**What you need to do:**
Scan the lines below for the string "cauſe" and report how many lines contain it, giving only the number.

**Extracted records:**
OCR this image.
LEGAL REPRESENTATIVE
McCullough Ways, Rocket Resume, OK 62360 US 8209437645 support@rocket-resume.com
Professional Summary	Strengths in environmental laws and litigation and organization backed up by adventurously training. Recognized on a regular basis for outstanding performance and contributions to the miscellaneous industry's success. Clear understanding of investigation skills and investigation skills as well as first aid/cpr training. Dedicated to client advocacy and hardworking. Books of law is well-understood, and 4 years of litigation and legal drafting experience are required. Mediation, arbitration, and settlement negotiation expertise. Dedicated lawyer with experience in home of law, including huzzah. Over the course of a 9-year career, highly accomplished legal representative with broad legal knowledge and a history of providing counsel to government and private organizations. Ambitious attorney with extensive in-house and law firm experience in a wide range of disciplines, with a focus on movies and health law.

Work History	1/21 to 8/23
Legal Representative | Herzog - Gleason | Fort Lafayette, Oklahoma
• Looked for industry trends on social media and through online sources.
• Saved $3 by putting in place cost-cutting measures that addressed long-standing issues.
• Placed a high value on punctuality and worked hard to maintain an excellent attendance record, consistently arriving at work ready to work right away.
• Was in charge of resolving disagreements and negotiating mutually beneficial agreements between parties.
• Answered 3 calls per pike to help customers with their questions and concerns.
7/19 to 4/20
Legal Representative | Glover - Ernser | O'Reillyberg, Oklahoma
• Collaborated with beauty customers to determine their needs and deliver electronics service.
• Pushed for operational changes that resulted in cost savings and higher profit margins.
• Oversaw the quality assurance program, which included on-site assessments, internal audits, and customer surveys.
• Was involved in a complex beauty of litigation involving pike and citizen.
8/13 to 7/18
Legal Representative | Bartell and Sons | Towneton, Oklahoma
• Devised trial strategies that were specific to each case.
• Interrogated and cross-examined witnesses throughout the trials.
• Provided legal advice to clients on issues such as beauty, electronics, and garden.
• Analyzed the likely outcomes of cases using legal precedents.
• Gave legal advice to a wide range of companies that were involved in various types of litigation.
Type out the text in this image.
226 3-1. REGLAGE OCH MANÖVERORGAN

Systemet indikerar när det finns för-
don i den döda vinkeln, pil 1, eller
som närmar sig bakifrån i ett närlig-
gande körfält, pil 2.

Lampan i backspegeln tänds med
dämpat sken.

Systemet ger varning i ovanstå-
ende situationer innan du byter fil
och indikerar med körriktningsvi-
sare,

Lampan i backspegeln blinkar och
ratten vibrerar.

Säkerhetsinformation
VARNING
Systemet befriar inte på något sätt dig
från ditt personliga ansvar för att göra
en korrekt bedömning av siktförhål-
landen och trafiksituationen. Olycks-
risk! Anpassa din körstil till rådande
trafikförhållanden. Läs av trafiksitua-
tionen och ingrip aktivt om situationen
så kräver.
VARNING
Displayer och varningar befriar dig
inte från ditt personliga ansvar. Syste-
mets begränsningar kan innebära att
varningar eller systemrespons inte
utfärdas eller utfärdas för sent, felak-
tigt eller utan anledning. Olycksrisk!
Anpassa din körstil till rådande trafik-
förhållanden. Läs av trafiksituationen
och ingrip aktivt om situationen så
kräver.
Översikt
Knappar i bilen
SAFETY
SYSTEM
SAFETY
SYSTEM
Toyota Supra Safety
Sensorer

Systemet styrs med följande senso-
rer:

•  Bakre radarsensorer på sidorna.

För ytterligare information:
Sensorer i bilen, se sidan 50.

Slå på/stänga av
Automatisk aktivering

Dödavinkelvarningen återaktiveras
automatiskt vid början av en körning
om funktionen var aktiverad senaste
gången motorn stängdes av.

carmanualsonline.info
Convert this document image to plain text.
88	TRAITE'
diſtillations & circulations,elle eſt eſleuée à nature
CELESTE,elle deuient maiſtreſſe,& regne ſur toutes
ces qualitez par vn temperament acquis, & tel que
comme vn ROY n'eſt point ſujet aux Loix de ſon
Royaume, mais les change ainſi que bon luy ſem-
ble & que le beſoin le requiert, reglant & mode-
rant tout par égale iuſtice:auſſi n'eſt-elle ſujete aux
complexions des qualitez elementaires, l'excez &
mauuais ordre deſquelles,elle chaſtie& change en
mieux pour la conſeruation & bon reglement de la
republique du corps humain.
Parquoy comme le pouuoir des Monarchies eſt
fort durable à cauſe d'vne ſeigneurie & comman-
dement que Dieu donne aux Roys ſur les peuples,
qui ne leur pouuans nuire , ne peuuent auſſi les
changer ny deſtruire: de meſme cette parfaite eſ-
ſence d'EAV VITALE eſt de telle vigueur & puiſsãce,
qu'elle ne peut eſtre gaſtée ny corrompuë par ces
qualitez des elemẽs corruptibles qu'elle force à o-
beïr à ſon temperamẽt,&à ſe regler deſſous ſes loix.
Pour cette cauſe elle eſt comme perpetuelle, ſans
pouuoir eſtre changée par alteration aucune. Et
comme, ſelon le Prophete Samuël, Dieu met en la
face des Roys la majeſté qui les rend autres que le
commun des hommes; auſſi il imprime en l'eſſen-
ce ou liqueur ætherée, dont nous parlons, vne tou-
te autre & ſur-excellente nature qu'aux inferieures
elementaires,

**Exercise result:**
2